■ Requirement:
In the listing that follows, how many lines contain "icon"? Give the number only.

(Collection entries)
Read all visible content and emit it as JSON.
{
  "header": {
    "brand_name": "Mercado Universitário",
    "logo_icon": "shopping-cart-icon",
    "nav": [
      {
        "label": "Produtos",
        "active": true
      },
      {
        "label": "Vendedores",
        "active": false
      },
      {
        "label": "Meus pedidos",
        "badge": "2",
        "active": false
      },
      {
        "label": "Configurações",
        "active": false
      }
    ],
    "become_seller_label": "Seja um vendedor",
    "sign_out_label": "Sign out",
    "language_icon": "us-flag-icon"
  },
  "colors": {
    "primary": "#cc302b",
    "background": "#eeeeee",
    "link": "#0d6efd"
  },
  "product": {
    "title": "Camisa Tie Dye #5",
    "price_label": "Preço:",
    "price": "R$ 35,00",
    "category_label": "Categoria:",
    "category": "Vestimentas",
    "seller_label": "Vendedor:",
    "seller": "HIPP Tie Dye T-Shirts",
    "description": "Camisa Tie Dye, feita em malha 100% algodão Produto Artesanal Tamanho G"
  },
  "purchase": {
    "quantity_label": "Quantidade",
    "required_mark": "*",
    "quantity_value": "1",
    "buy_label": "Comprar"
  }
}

■ Task result:
2